═════ Data supplied

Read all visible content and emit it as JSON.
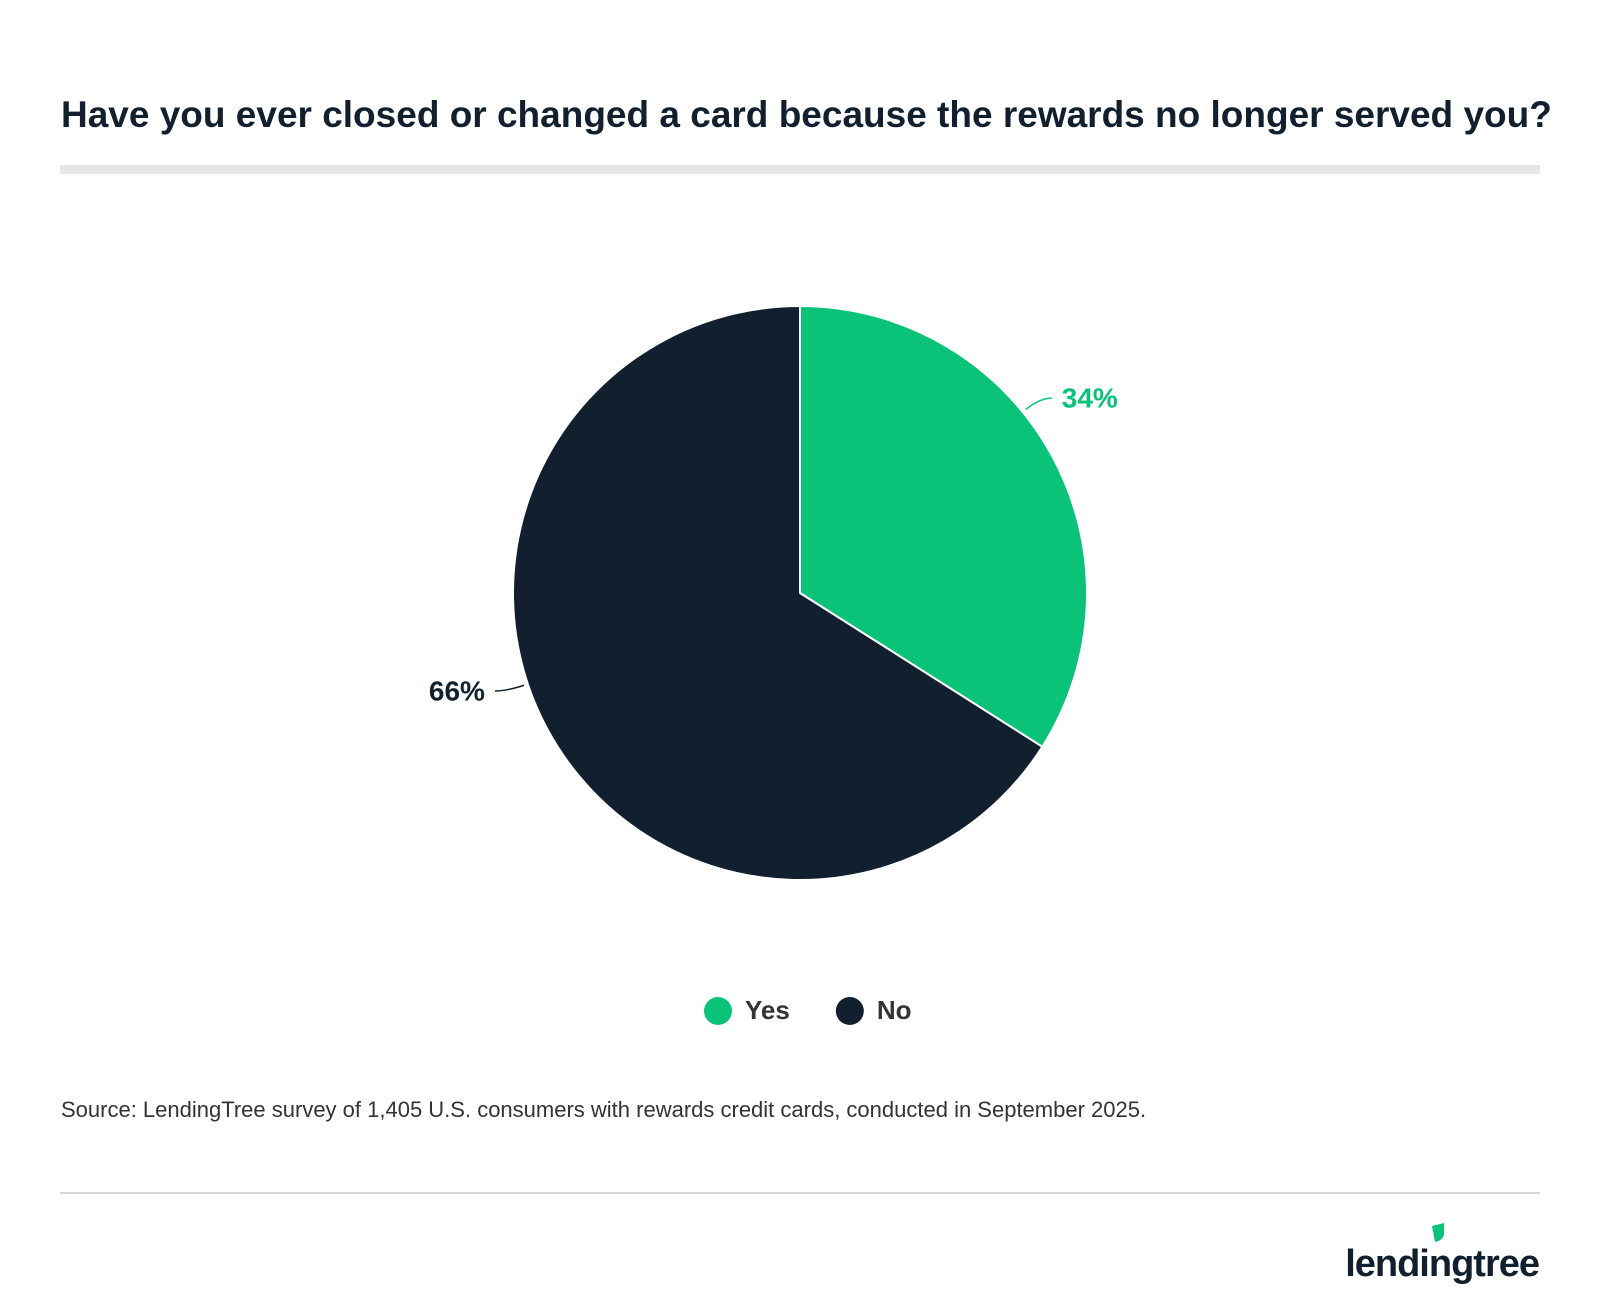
{
  "chart_data": {
    "type": "pie",
    "title": "Have you ever closed or changed a card because the rewards no longer served you?",
    "categories": [
      "Yes",
      "No"
    ],
    "values": [
      34,
      66
    ],
    "value_labels": [
      "34%",
      "66%"
    ],
    "colors": [
      "#0ac278",
      "#121f2f"
    ],
    "legend": "bottom",
    "source": "Source: LendingTree survey of 1,405 U.S. consumers with rewards credit cards, conducted in September 2025.",
    "brand": "lendingtree"
  }
}
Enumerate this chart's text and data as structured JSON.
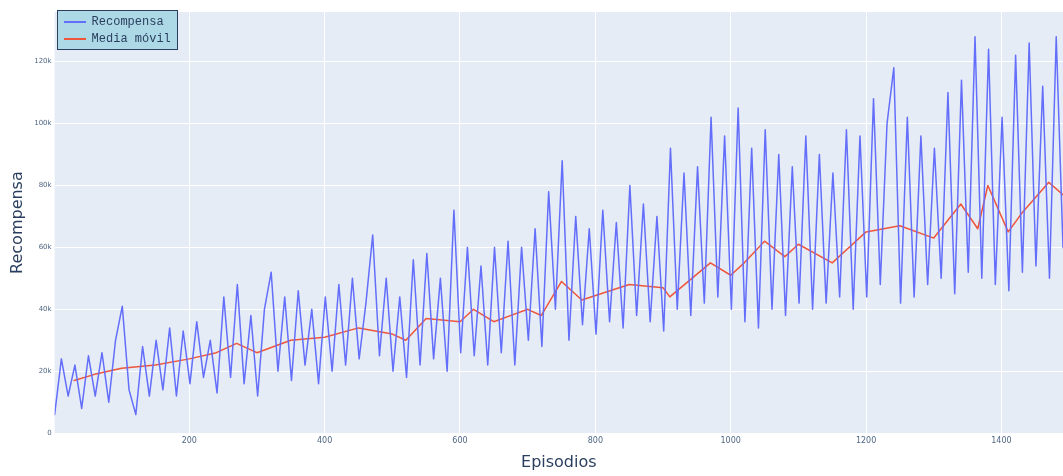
{
  "chart_data": {
    "type": "line",
    "xlabel": "Episodios",
    "ylabel": "Recompensa",
    "xlim": [
      1,
      1491
    ],
    "ylim": [
      0,
      136000
    ],
    "xticks": [
      200,
      400,
      600,
      800,
      1000,
      1200,
      1400
    ],
    "yticks": [
      0,
      {
        "value": 20000,
        "label": "20k"
      },
      {
        "value": 40000,
        "label": "40k"
      },
      {
        "value": 60000,
        "label": "60k"
      },
      {
        "value": 80000,
        "label": "80k"
      },
      {
        "value": 100000,
        "label": "100k"
      },
      {
        "value": 120000,
        "label": "120k"
      }
    ],
    "grid": true,
    "legend": "top left",
    "marker": "none",
    "line_style": "solid",
    "series": [
      {
        "name": "Recompensa",
        "color": "#636efa",
        "x": [
          1,
          11,
          21,
          31,
          41,
          51,
          61,
          71,
          81,
          91,
          101,
          111,
          121,
          131,
          141,
          151,
          161,
          171,
          181,
          191,
          201,
          211,
          221,
          231,
          241,
          251,
          261,
          271,
          281,
          291,
          301,
          311,
          321,
          331,
          341,
          351,
          361,
          371,
          381,
          391,
          401,
          411,
          421,
          431,
          441,
          451,
          461,
          471,
          481,
          491,
          501,
          511,
          521,
          531,
          541,
          551,
          561,
          571,
          581,
          591,
          601,
          611,
          621,
          631,
          641,
          651,
          661,
          671,
          681,
          691,
          701,
          711,
          721,
          731,
          741,
          751,
          761,
          771,
          781,
          791,
          801,
          811,
          821,
          831,
          841,
          851,
          861,
          871,
          881,
          891,
          901,
          911,
          921,
          931,
          941,
          951,
          961,
          971,
          981,
          991,
          1001,
          1011,
          1021,
          1031,
          1041,
          1051,
          1061,
          1071,
          1081,
          1091,
          1101,
          1111,
          1121,
          1131,
          1141,
          1151,
          1161,
          1171,
          1181,
          1191,
          1201,
          1211,
          1221,
          1231,
          1241,
          1251,
          1261,
          1271,
          1281,
          1291,
          1301,
          1311,
          1321,
          1331,
          1341,
          1351,
          1361,
          1371,
          1381,
          1391,
          1401,
          1411,
          1421,
          1431,
          1441,
          1451,
          1461,
          1471,
          1481,
          1491
        ],
        "values": [
          6000,
          24000,
          12000,
          22000,
          8000,
          25000,
          12000,
          26000,
          10000,
          30000,
          41000,
          14000,
          6000,
          28000,
          12000,
          30000,
          14000,
          34000,
          12000,
          33000,
          16000,
          36000,
          18000,
          30000,
          13000,
          44000,
          18000,
          48000,
          16000,
          38000,
          12000,
          40000,
          52000,
          20000,
          44000,
          17000,
          46000,
          22000,
          40000,
          16000,
          44000,
          20000,
          48000,
          22000,
          50000,
          24000,
          42000,
          64000,
          25000,
          50000,
          20000,
          44000,
          18000,
          56000,
          22000,
          58000,
          24000,
          50000,
          20000,
          72000,
          26000,
          60000,
          25000,
          54000,
          22000,
          60000,
          26000,
          62000,
          22000,
          60000,
          30000,
          66000,
          28000,
          78000,
          40000,
          88000,
          30000,
          70000,
          35000,
          66000,
          32000,
          72000,
          36000,
          68000,
          34000,
          80000,
          38000,
          74000,
          36000,
          70000,
          33000,
          92000,
          40000,
          84000,
          38000,
          86000,
          42000,
          102000,
          44000,
          96000,
          40000,
          105000,
          36000,
          92000,
          34000,
          98000,
          40000,
          90000,
          38000,
          86000,
          42000,
          96000,
          40000,
          90000,
          42000,
          84000,
          44000,
          98000,
          40000,
          96000,
          44000,
          108000,
          48000,
          100000,
          118000,
          42000,
          102000,
          44000,
          96000,
          48000,
          92000,
          50000,
          110000,
          45000,
          114000,
          52000,
          128000,
          50000,
          124000,
          48000,
          102000,
          46000,
          122000,
          52000,
          126000,
          54000,
          112000,
          50000,
          128000,
          60000
        ]
      },
      {
        "name": "Media móvil",
        "color": "#ef553b",
        "x": [
          30,
          60,
          100,
          150,
          200,
          240,
          270,
          300,
          350,
          400,
          450,
          500,
          520,
          550,
          600,
          620,
          650,
          700,
          720,
          750,
          780,
          850,
          900,
          910,
          970,
          1000,
          1020,
          1050,
          1080,
          1100,
          1150,
          1200,
          1250,
          1300,
          1340,
          1365,
          1380,
          1410,
          1430,
          1470,
          1491
        ],
        "values": [
          17000,
          19000,
          21000,
          22000,
          24000,
          26000,
          29000,
          26000,
          30000,
          31000,
          34000,
          32000,
          30000,
          37000,
          36000,
          40000,
          36000,
          40000,
          38000,
          49000,
          43000,
          48000,
          47000,
          44000,
          55000,
          51000,
          55000,
          62000,
          57000,
          61000,
          55000,
          65000,
          67000,
          63000,
          74000,
          66000,
          80000,
          65000,
          71000,
          81000,
          77000
        ]
      }
    ]
  }
}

══════════

• Task objective
Reproduce all of the data exactly, omitting each picture it holds.

• Solution for this exercise
Read all visible content and emit it as JSON.
{
  "chart_data": {
    "type": "pie",
    "title": "Have you ever closed or changed a card because the rewards no longer served you?",
    "categories": [
      "Yes",
      "No"
    ],
    "values": [
      34,
      66
    ],
    "value_labels": [
      "34%",
      "66%"
    ],
    "colors": [
      "#0ac278",
      "#121f2f"
    ],
    "legend": "bottom",
    "source": "Source: LendingTree survey of 1,405 U.S. consumers with rewards credit cards, conducted in September 2025.",
    "brand": "lendingtree"
  }
}
Enumerate this chart's text and data as structured JSON.
{
  "chart_data": {
    "type": "line",
    "xlabel": "Episodios",
    "ylabel": "Recompensa",
    "xlim": [
      1,
      1491
    ],
    "ylim": [
      0,
      136000
    ],
    "xticks": [
      200,
      400,
      600,
      800,
      1000,
      1200,
      1400
    ],
    "yticks": [
      0,
      {
        "value": 20000,
        "label": "20k"
      },
      {
        "value": 40000,
        "label": "40k"
      },
      {
        "value": 60000,
        "label": "60k"
      },
      {
        "value": 80000,
        "label": "80k"
      },
      {
        "value": 100000,
        "label": "100k"
      },
      {
        "value": 120000,
        "label": "120k"
      }
    ],
    "grid": true,
    "legend": "top left",
    "marker": "none",
    "line_style": "solid",
    "series": [
      {
        "name": "Recompensa",
        "color": "#636efa",
        "x": [
          1,
          11,
          21,
          31,
          41,
          51,
          61,
          71,
          81,
          91,
          101,
          111,
          121,
          131,
          141,
          151,
          161,
          171,
          181,
          191,
          201,
          211,
          221,
          231,
          241,
          251,
          261,
          271,
          281,
          291,
          301,
          311,
          321,
          331,
          341,
          351,
          361,
          371,
          381,
          391,
          401,
          411,
          421,
          431,
          441,
          451,
          461,
          471,
          481,
          491,
          501,
          511,
          521,
          531,
          541,
          551,
          561,
          571,
          581,
          591,
          601,
          611,
          621,
          631,
          641,
          651,
          661,
          671,
          681,
          691,
          701,
          711,
          721,
          731,
          741,
          751,
          761,
          771,
          781,
          791,
          801,
          811,
          821,
          831,
          841,
          851,
          861,
          871,
          881,
          891,
          901,
          911,
          921,
          931,
          941,
          951,
          961,
          971,
          981,
          991,
          1001,
          1011,
          1021,
          1031,
          1041,
          1051,
          1061,
          1071,
          1081,
          1091,
          1101,
          1111,
          1121,
          1131,
          1141,
          1151,
          1161,
          1171,
          1181,
          1191,
          1201,
          1211,
          1221,
          1231,
          1241,
          1251,
          1261,
          1271,
          1281,
          1291,
          1301,
          1311,
          1321,
          1331,
          1341,
          1351,
          1361,
          1371,
          1381,
          1391,
          1401,
          1411,
          1421,
          1431,
          1441,
          1451,
          1461,
          1471,
          1481,
          1491
        ],
        "values": [
          6000,
          24000,
          12000,
          22000,
          8000,
          25000,
          12000,
          26000,
          10000,
          30000,
          41000,
          14000,
          6000,
          28000,
          12000,
          30000,
          14000,
          34000,
          12000,
          33000,
          16000,
          36000,
          18000,
          30000,
          13000,
          44000,
          18000,
          48000,
          16000,
          38000,
          12000,
          40000,
          52000,
          20000,
          44000,
          17000,
          46000,
          22000,
          40000,
          16000,
          44000,
          20000,
          48000,
          22000,
          50000,
          24000,
          42000,
          64000,
          25000,
          50000,
          20000,
          44000,
          18000,
          56000,
          22000,
          58000,
          24000,
          50000,
          20000,
          72000,
          26000,
          60000,
          25000,
          54000,
          22000,
          60000,
          26000,
          62000,
          22000,
          60000,
          30000,
          66000,
          28000,
          78000,
          40000,
          88000,
          30000,
          70000,
          35000,
          66000,
          32000,
          72000,
          36000,
          68000,
          34000,
          80000,
          38000,
          74000,
          36000,
          70000,
          33000,
          92000,
          40000,
          84000,
          38000,
          86000,
          42000,
          102000,
          44000,
          96000,
          40000,
          105000,
          36000,
          92000,
          34000,
          98000,
          40000,
          90000,
          38000,
          86000,
          42000,
          96000,
          40000,
          90000,
          42000,
          84000,
          44000,
          98000,
          40000,
          96000,
          44000,
          108000,
          48000,
          100000,
          118000,
          42000,
          102000,
          44000,
          96000,
          48000,
          92000,
          50000,
          110000,
          45000,
          114000,
          52000,
          128000,
          50000,
          124000,
          48000,
          102000,
          46000,
          122000,
          52000,
          126000,
          54000,
          112000,
          50000,
          128000,
          60000
        ]
      },
      {
        "name": "Media móvil",
        "color": "#ef553b",
        "x": [
          30,
          60,
          100,
          150,
          200,
          240,
          270,
          300,
          350,
          400,
          450,
          500,
          520,
          550,
          600,
          620,
          650,
          700,
          720,
          750,
          780,
          850,
          900,
          910,
          970,
          1000,
          1020,
          1050,
          1080,
          1100,
          1150,
          1200,
          1250,
          1300,
          1340,
          1365,
          1380,
          1410,
          1430,
          1470,
          1491
        ],
        "values": [
          17000,
          19000,
          21000,
          22000,
          24000,
          26000,
          29000,
          26000,
          30000,
          31000,
          34000,
          32000,
          30000,
          37000,
          36000,
          40000,
          36000,
          40000,
          38000,
          49000,
          43000,
          48000,
          47000,
          44000,
          55000,
          51000,
          55000,
          62000,
          57000,
          61000,
          55000,
          65000,
          67000,
          63000,
          74000,
          66000,
          80000,
          65000,
          71000,
          81000,
          77000
        ]
      }
    ]
  }
}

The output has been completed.